Saved entries:
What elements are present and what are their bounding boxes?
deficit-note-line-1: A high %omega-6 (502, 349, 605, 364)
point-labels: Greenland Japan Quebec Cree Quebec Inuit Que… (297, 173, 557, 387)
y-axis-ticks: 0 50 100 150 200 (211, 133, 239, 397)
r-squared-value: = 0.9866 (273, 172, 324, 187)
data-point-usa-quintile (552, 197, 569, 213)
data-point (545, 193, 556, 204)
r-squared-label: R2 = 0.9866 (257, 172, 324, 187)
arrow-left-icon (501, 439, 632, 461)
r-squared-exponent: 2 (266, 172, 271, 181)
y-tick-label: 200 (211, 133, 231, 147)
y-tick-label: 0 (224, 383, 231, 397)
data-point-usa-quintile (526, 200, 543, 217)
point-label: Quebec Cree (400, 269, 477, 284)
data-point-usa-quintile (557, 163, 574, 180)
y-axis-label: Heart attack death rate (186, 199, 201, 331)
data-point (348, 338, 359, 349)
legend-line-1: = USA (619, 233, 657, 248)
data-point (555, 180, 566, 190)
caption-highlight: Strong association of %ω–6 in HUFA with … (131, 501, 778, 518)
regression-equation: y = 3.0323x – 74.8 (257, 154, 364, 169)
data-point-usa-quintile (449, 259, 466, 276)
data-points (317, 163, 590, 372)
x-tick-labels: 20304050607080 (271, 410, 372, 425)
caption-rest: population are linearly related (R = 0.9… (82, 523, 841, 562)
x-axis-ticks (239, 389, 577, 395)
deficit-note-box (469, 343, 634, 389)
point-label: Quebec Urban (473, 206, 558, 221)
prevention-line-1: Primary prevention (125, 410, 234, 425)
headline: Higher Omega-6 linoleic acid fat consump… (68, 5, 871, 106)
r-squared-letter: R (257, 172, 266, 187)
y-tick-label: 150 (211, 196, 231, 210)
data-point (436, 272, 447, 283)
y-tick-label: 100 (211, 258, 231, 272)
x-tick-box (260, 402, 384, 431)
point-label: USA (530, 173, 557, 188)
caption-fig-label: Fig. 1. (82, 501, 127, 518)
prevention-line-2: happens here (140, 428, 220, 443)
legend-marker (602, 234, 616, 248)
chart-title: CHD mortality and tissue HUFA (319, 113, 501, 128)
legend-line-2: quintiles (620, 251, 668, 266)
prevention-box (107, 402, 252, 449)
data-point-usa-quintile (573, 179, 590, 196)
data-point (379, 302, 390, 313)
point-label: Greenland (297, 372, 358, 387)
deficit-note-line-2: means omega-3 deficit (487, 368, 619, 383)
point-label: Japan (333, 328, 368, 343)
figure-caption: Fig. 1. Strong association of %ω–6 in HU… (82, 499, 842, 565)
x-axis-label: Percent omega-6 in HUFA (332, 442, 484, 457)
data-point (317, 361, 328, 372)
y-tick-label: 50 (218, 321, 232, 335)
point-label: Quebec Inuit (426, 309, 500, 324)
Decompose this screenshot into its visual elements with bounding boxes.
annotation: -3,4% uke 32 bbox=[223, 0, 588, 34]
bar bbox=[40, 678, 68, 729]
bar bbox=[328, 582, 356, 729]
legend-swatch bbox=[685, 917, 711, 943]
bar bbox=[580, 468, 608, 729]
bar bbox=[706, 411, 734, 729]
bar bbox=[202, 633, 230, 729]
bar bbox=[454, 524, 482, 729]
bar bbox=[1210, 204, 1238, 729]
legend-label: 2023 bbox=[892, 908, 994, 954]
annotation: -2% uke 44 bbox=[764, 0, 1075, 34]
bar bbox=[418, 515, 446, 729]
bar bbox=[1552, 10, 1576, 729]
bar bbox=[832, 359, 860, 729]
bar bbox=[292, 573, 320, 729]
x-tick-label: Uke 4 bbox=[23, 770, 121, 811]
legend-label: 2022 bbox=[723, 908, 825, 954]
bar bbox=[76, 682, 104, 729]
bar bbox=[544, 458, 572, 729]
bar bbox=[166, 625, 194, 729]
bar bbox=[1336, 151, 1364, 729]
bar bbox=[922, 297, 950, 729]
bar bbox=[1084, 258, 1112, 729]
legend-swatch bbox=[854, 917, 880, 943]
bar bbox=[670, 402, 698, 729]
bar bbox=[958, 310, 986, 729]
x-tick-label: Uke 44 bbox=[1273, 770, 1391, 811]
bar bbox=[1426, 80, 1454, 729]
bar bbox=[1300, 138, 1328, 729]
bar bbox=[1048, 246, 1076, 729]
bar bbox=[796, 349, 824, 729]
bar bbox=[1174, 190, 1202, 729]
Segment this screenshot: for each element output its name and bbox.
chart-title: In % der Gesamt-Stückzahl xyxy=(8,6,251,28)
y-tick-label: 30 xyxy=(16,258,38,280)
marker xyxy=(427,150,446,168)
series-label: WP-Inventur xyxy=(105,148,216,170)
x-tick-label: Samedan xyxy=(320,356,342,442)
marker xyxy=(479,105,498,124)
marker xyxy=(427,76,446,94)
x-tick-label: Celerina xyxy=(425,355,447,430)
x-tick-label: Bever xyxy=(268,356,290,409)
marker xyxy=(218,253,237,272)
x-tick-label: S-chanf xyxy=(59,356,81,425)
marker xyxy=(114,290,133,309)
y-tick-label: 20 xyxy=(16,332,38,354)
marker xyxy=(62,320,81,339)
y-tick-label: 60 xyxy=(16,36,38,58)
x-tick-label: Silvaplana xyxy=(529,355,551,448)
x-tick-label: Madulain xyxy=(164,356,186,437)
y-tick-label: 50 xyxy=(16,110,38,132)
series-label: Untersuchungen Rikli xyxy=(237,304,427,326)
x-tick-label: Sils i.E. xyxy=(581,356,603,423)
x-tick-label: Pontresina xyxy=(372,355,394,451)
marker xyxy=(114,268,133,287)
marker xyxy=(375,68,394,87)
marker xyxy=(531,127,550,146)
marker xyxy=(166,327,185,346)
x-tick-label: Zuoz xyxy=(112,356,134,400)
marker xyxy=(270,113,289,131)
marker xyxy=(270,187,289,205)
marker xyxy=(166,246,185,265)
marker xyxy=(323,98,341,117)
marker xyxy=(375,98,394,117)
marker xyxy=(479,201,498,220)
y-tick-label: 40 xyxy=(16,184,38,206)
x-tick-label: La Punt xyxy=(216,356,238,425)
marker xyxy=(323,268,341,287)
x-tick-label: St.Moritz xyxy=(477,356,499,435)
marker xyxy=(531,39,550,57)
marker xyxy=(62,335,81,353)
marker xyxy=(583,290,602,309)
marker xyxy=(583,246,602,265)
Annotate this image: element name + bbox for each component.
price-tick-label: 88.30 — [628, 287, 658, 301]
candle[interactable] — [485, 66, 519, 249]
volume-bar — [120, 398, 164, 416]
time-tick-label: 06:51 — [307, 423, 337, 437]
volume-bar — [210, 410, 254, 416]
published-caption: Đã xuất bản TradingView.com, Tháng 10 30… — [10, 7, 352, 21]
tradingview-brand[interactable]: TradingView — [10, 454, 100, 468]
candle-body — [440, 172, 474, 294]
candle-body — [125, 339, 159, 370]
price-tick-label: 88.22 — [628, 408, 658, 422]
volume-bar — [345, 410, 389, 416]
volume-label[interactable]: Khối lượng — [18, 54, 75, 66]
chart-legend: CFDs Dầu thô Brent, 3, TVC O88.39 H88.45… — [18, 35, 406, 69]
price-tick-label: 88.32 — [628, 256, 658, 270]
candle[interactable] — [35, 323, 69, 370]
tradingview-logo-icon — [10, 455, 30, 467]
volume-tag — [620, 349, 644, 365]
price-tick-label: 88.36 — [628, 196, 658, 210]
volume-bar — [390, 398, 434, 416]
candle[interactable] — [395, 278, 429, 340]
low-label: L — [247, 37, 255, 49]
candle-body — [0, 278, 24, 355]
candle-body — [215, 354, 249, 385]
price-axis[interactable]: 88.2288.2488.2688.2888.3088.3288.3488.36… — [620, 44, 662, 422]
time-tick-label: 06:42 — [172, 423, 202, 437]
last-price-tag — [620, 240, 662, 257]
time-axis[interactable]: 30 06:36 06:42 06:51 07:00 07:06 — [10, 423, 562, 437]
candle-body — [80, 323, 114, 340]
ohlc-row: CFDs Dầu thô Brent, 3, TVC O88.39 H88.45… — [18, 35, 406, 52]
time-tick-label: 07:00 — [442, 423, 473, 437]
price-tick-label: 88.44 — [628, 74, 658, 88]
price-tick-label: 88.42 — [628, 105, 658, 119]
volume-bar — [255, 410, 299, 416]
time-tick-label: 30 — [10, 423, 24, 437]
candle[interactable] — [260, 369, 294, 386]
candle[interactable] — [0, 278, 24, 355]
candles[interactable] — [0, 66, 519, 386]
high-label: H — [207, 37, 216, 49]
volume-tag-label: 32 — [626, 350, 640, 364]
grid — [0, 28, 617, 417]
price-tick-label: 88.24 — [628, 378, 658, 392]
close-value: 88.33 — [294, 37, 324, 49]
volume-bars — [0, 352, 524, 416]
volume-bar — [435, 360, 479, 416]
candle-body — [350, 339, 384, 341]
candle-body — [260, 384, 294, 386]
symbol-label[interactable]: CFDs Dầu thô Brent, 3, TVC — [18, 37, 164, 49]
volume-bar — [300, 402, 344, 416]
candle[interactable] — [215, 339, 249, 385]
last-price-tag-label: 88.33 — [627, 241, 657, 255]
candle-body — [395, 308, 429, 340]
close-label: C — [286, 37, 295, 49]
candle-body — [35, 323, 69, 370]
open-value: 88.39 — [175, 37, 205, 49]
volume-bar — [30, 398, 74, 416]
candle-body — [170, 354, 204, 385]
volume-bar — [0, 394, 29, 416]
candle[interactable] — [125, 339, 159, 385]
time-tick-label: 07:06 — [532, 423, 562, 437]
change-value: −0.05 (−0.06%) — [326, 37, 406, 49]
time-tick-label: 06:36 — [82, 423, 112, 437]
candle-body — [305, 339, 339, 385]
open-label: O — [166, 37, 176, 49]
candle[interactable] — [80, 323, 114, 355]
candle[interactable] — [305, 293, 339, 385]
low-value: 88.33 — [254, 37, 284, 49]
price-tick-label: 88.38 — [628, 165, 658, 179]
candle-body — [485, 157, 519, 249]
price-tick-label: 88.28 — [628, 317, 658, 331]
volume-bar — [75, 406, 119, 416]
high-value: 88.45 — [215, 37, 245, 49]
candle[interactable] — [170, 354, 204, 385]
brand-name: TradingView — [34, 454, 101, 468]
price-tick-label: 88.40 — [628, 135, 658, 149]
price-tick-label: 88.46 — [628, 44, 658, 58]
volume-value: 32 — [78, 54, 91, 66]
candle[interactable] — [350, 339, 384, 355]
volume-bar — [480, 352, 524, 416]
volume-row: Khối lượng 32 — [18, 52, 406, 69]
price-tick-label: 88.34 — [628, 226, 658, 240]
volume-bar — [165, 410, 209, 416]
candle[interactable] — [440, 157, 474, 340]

## WHAT THE TASK REQUIRES
Rewrite the listing, from its first line through the line containing "caption-highlight: Strong association", as a JSON list of strings with one string per line and any blank lines omitted.

## TASK RESPONSE
[
  "What elements are present and what are their bounding boxes?",
  "deficit-note-line-1: A high %omega-6 (502, 349, 605, 364)",
  "point-labels: Greenland Japan Quebec Cree Quebec Inuit Que… (297, 173, 557, 387)",
  "y-axis-ticks: 0 50 100 150 200 (211, 133, 239, 397)",
  "r-squared-value: = 0.9866 (273, 172, 324, 187)",
  "data-point-usa-quintile (552, 197, 569, 213)",
  "data-point (545, 193, 556, 204)",
  "r-squared-label: R2 = 0.9866 (257, 172, 324, 187)",
  "arrow-left-icon (501, 439, 632, 461)",
  "r-squared-exponent: 2 (266, 172, 271, 181)",
  "y-tick-label: 200 (211, 133, 231, 147)",
  "y-tick-label: 0 (224, 383, 231, 397)",
  "data-point-usa-quintile (526, 200, 543, 217)",
  "point-label: Quebec Cree (400, 269, 477, 284)",
  "data-point-usa-quintile (557, 163, 574, 180)",
  "y-axis-label: Heart attack death rate (186, 199, 201, 331)",
  "data-point (348, 338, 359, 349)",
  "legend-line-1: = USA (619, 233, 657, 248)",
  "data-point (555, 180, 566, 190)",
  "caption-highlight: Strong association of %ω–6 in HUFA with … (131, 501, 778, 518)"
]